-- START OF Given records --
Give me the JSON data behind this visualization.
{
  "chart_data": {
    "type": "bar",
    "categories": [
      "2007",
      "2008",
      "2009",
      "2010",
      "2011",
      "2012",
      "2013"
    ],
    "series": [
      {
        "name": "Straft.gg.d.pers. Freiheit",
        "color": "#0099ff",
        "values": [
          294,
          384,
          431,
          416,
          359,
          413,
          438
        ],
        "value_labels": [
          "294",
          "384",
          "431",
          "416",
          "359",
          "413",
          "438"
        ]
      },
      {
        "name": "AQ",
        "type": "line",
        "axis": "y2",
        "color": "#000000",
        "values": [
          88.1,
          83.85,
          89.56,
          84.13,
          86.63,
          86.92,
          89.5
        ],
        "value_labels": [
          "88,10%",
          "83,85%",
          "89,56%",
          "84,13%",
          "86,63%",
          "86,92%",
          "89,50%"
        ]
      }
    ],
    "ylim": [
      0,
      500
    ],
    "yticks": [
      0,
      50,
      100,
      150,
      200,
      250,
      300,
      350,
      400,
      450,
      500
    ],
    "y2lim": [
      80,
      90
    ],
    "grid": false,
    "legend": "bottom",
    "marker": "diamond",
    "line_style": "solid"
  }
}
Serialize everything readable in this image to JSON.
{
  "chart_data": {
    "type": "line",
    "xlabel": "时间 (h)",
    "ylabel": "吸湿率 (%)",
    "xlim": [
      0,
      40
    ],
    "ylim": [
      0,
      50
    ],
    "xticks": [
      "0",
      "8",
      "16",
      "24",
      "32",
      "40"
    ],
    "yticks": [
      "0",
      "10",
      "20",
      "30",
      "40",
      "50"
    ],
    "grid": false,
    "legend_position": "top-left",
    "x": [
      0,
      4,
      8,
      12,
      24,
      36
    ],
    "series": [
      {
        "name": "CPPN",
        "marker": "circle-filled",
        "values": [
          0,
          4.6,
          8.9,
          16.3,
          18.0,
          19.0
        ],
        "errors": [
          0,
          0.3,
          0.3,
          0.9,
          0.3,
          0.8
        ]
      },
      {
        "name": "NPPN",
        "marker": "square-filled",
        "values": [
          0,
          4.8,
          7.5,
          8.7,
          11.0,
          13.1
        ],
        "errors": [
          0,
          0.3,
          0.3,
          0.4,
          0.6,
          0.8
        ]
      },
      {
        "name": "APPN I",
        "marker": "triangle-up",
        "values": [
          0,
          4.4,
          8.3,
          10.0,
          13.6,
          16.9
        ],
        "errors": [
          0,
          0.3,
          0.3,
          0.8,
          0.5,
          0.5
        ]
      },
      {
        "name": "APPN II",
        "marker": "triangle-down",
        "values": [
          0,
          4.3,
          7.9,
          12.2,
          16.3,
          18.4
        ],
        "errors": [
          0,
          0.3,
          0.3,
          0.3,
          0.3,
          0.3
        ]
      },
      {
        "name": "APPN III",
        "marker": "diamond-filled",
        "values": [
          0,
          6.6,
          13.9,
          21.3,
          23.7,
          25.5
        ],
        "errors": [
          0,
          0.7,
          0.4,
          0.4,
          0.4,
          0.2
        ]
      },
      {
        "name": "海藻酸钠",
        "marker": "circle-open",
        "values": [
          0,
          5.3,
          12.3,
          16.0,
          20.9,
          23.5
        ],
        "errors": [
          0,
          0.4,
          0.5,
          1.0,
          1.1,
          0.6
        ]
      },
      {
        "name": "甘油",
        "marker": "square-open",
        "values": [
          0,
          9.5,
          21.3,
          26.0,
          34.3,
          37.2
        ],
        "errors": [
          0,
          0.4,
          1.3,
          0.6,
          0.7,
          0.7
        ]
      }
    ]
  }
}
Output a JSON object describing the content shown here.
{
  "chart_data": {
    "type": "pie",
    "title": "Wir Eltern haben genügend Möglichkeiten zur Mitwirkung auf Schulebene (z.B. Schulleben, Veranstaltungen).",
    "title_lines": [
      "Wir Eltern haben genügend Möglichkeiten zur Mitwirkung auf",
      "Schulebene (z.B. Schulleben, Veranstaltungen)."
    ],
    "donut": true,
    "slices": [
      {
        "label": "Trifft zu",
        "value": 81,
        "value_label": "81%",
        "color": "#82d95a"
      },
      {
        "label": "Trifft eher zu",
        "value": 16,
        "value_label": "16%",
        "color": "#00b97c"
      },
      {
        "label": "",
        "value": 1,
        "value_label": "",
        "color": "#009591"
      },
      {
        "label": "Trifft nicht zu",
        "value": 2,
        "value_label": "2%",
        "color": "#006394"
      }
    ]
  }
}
-- END OF Given records --
* Aim
State the number of lines in the preceding entries that include the word "Eltern". Provide nothing else.

* Written response
2